Supplied material -

• • •

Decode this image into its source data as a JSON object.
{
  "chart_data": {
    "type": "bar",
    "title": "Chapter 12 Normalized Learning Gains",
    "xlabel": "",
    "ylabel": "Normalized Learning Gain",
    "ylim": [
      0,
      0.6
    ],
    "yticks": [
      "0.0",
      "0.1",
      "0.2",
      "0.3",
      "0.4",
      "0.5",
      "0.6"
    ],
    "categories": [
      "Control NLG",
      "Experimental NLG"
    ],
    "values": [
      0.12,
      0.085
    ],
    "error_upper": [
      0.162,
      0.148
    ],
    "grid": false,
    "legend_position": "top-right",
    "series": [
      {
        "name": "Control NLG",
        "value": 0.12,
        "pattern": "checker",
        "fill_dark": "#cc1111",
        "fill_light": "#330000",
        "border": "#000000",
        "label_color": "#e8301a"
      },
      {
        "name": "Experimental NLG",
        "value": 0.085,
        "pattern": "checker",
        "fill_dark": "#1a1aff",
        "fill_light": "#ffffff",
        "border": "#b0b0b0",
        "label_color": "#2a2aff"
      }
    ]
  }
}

• • •

Please quote the records above exactly, without skipping a line.

Decode this image into its source data as a JSON object.
{
  "chart_data": {
    "type": "bar",
    "title": "Chapter 12 Normalized Learning Gains",
    "xlabel": "",
    "ylabel": "Normalized Learning Gain",
    "ylim": [
      0,
      0.6
    ],
    "yticks": [
      "0.0",
      "0.1",
      "0.2",
      "0.3",
      "0.4",
      "0.5",
      "0.6"
    ],
    "categories": [
      "Control NLG",
      "Experimental NLG"
    ],
    "values": [
      0.12,
      0.085
    ],
    "error_upper": [
      0.162,
      0.148
    ],
    "grid": false,
    "legend_position": "top-right",
    "series": [
      {
        "name": "Control NLG",
        "value": 0.12,
        "pattern": "checker",
        "fill_dark": "#cc1111",
        "fill_light": "#330000",
        "border": "#000000",
        "label_color": "#e8301a"
      },
      {
        "name": "Experimental NLG",
        "value": 0.085,
        "pattern": "checker",
        "fill_dark": "#1a1aff",
        "fill_light": "#ffffff",
        "border": "#b0b0b0",
        "label_color": "#2a2aff"
      }
    ]
  }
}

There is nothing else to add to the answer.